### The request
Restate the full set of records exactly, without adding or dropping a word.

### Records for this task
+++
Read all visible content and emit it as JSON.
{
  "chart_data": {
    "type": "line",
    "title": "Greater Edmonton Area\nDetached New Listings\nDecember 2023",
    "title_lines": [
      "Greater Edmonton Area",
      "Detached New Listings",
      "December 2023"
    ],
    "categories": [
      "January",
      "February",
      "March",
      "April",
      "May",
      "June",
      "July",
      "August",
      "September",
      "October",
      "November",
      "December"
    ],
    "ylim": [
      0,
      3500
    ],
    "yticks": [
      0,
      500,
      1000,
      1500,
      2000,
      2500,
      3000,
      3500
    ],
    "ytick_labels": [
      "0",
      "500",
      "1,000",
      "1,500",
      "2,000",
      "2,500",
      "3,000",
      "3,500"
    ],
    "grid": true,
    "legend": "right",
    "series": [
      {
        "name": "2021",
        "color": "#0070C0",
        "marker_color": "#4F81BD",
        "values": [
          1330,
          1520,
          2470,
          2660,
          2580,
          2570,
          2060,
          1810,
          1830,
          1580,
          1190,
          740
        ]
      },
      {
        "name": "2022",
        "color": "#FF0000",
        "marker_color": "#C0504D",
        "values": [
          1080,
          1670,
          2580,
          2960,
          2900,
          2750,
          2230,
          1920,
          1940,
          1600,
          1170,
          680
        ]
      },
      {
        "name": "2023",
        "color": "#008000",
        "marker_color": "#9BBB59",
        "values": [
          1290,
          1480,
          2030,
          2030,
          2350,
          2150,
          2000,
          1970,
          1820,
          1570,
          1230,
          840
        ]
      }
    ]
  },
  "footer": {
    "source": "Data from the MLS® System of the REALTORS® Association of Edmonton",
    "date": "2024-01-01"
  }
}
+++
### Correct answer
Read all visible content and emit it as JSON.
{
  "chart_data": {
    "type": "line",
    "title": "Greater Edmonton Area\nDetached New Listings\nDecember 2023",
    "title_lines": [
      "Greater Edmonton Area",
      "Detached New Listings",
      "December 2023"
    ],
    "categories": [
      "January",
      "February",
      "March",
      "April",
      "May",
      "June",
      "July",
      "August",
      "September",
      "October",
      "November",
      "December"
    ],
    "ylim": [
      0,
      3500
    ],
    "yticks": [
      0,
      500,
      1000,
      1500,
      2000,
      2500,
      3000,
      3500
    ],
    "ytick_labels": [
      "0",
      "500",
      "1,000",
      "1,500",
      "2,000",
      "2,500",
      "3,000",
      "3,500"
    ],
    "grid": true,
    "legend": "right",
    "series": [
      {
        "name": "2021",
        "color": "#0070C0",
        "marker_color": "#4F81BD",
        "values": [
          1330,
          1520,
          2470,
          2660,
          2580,
          2570,
          2060,
          1810,
          1830,
          1580,
          1190,
          740
        ]
      },
      {
        "name": "2022",
        "color": "#FF0000",
        "marker_color": "#C0504D",
        "values": [
          1080,
          1670,
          2580,
          2960,
          2900,
          2750,
          2230,
          1920,
          1940,
          1600,
          1170,
          680
        ]
      },
      {
        "name": "2023",
        "color": "#008000",
        "marker_color": "#9BBB59",
        "values": [
          1290,
          1480,
          2030,
          2030,
          2350,
          2150,
          2000,
          1970,
          1820,
          1570,
          1230,
          840
        ]
      }
    ]
  },
  "footer": {
    "source": "Data from the MLS® System of the REALTORS® Association of Edmonton",
    "date": "2024-01-01"
  }
}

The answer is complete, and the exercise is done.